Do this =
The listing beneath should be written out in full, exactly as shown.

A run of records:

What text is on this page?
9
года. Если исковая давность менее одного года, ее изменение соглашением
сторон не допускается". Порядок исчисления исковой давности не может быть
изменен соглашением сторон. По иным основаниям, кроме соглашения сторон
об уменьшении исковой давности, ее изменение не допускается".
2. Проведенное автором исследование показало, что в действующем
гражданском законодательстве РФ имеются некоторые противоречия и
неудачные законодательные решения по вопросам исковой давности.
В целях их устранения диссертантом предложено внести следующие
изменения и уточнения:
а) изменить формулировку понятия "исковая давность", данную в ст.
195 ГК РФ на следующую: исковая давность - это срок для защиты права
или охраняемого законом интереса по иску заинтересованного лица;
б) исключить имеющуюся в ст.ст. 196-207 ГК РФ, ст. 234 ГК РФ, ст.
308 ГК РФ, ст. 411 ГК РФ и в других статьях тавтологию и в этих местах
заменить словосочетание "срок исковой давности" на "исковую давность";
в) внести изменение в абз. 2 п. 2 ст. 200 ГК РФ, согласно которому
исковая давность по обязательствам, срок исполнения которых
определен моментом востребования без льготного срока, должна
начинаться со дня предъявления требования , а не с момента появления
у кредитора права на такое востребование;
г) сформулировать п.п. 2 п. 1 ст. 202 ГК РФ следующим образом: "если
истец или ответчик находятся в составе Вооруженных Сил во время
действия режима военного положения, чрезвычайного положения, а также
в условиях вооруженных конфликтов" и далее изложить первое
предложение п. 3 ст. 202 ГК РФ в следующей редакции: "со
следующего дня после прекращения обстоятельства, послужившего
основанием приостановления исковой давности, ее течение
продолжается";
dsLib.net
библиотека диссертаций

Finished answer =
What text is on this page?
9
года. Если исковая давность менее одного года, ее изменение соглашением
сторон не допускается". Порядок исчисления исковой давности не может быть
изменен соглашением сторон. По иным основаниям, кроме соглашения сторон
об уменьшении исковой давности, ее изменение не допускается".
2. Проведенное автором исследование показало, что в действующем
гражданском законодательстве РФ имеются некоторые противоречия и
неудачные законодательные решения по вопросам исковой давности.
В целях их устранения диссертантом предложено внести следующие
изменения и уточнения:
а) изменить формулировку понятия "исковая давность", данную в ст.
195 ГК РФ на следующую: исковая давность - это срок для защиты права
или охраняемого законом интереса по иску заинтересованного лица;
б) исключить имеющуюся в ст.ст. 196-207 ГК РФ, ст. 234 ГК РФ, ст.
308 ГК РФ, ст. 411 ГК РФ и в других статьях тавтологию и в этих местах
заменить словосочетание "срок исковой давности" на "исковую давность";
в) внести изменение в абз. 2 п. 2 ст. 200 ГК РФ, согласно которому
исковая давность по обязательствам, срок исполнения которых
определен моментом востребования без льготного срока, должна
начинаться со дня предъявления требования , а не с момента появления
у кредитора права на такое востребование;
г) сформулировать п.п. 2 п. 1 ст. 202 ГК РФ следующим образом: "если
истец или ответчик находятся в составе Вооруженных Сил во время
действия режима военного положения, чрезвычайного положения, а также
в условиях вооруженных конфликтов" и далее изложить первое
предложение п. 3 ст. 202 ГК РФ в следующей редакции: "со
следующего дня после прекращения обстоятельства, послужившего
основанием приостановления исковой давности, ее течение
продолжается";
dsLib.net
библиотека диссертаций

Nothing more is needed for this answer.